* _Instruction_
Tally how many lines hold the string "this". Your reply should be that number alone.

── Supplied entries ──

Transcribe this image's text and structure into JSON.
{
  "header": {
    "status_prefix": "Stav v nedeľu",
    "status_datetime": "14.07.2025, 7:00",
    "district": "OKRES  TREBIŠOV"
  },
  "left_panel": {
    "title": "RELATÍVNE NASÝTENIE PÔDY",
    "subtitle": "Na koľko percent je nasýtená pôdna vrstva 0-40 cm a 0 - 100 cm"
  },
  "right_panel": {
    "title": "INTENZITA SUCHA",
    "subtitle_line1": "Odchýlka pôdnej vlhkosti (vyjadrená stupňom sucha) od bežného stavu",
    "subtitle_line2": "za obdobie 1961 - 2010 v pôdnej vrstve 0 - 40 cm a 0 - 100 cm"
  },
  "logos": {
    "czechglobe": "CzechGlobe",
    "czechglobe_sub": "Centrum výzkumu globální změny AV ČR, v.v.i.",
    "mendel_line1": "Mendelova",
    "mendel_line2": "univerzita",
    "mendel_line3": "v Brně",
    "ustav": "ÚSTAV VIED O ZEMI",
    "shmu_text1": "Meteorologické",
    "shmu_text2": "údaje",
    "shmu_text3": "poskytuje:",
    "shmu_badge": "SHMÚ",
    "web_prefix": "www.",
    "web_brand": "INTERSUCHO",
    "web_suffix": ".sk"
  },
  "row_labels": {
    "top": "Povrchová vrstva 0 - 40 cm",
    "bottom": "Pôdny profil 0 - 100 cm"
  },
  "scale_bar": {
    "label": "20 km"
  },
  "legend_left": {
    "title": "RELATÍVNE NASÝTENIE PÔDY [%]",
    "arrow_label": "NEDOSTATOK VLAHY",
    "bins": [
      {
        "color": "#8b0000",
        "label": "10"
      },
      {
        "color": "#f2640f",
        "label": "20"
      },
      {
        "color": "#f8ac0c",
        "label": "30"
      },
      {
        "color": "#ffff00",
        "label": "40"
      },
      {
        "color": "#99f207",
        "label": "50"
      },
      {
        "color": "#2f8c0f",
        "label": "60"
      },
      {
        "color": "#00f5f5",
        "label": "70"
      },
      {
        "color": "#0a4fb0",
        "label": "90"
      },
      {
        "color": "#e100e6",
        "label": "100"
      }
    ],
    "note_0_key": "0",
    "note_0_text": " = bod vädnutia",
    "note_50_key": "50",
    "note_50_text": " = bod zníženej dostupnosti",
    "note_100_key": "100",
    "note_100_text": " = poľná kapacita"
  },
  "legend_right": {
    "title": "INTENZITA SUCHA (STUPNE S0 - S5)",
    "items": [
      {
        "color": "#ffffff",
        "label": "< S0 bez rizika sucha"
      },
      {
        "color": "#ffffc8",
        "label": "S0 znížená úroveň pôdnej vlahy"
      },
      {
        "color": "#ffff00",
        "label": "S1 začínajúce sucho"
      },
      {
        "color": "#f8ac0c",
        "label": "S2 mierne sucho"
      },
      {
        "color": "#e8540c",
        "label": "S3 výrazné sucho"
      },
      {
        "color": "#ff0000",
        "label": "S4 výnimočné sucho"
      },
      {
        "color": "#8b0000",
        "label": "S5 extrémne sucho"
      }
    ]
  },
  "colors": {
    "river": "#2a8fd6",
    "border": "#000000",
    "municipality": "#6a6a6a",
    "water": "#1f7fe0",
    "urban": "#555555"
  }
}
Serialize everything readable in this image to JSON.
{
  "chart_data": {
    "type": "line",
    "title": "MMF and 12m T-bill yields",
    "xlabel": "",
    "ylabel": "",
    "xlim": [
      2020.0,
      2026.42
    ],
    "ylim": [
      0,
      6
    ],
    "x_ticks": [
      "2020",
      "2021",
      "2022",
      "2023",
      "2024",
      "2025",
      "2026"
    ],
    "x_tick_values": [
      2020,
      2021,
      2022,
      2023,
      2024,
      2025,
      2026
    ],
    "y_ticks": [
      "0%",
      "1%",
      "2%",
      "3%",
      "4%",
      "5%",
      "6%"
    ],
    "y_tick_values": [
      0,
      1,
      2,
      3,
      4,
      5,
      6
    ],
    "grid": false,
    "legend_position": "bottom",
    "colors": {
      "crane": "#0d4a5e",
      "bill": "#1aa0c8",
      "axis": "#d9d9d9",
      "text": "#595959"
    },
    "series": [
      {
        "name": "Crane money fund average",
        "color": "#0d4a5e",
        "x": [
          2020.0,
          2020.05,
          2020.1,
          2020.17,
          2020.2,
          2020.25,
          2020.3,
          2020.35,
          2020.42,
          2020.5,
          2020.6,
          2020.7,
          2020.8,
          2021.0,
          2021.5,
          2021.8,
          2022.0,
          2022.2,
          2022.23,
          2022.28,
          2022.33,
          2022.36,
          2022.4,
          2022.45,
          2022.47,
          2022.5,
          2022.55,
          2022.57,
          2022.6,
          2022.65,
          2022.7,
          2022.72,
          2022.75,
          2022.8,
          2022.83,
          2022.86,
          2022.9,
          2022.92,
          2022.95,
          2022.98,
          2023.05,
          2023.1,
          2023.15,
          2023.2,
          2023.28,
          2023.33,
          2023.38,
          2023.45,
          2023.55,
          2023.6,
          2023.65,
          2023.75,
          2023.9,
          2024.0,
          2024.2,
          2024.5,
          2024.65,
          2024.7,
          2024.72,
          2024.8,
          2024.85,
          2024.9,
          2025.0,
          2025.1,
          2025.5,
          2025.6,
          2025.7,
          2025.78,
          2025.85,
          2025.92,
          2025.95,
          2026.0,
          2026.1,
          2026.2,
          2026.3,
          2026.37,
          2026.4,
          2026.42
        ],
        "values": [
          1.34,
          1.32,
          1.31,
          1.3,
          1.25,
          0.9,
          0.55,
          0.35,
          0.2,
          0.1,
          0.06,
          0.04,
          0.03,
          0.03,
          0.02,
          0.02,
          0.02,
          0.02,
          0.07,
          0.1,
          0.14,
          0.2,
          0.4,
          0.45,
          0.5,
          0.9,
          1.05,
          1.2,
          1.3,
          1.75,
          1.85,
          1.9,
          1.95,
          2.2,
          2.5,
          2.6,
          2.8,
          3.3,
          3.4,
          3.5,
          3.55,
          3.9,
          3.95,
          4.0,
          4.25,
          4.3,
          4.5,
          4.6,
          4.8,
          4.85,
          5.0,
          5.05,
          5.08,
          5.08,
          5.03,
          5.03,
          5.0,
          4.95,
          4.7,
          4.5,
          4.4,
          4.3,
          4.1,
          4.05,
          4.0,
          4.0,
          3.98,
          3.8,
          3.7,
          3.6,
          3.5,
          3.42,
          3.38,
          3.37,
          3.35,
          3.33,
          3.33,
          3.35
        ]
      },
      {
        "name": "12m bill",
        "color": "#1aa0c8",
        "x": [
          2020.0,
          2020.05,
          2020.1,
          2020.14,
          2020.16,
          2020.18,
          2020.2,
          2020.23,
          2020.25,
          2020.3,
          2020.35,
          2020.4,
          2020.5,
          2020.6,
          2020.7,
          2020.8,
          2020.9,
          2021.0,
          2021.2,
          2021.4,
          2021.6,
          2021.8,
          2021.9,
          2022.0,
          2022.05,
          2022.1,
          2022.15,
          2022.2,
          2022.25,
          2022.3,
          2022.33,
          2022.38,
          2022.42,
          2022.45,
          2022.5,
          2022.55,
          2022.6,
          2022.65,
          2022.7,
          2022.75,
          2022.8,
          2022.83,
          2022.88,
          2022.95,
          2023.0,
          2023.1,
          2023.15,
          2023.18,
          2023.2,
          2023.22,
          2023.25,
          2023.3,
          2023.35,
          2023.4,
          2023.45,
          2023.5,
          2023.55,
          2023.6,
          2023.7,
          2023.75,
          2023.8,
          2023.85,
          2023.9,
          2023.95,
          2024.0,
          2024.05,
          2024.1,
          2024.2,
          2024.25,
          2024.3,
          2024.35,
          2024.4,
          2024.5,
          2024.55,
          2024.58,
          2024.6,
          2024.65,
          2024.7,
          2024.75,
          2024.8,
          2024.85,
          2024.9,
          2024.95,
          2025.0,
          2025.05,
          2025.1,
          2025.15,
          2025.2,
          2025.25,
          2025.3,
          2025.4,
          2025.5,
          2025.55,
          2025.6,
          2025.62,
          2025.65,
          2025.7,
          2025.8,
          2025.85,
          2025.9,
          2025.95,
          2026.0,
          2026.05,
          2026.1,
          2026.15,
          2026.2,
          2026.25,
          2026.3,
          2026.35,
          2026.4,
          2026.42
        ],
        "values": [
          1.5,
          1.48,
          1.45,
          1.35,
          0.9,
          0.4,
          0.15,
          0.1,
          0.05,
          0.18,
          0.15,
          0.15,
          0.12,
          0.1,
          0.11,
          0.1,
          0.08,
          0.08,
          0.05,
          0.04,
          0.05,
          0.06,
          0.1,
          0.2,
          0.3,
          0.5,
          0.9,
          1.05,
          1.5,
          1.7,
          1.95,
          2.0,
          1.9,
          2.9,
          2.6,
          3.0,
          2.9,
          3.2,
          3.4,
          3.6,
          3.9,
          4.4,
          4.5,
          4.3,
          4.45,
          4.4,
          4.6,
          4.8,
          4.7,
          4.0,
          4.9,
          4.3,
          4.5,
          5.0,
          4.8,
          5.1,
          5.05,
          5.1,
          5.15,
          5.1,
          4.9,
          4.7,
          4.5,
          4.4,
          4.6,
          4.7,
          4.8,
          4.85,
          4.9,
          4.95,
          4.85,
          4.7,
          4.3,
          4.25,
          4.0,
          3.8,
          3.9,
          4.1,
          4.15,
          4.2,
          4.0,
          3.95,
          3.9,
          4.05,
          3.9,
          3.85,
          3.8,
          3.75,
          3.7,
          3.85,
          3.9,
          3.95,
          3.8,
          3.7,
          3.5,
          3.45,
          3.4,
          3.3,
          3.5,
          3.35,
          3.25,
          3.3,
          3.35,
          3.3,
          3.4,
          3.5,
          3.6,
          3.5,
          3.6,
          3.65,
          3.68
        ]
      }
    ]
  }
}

───

* _Complete response_
2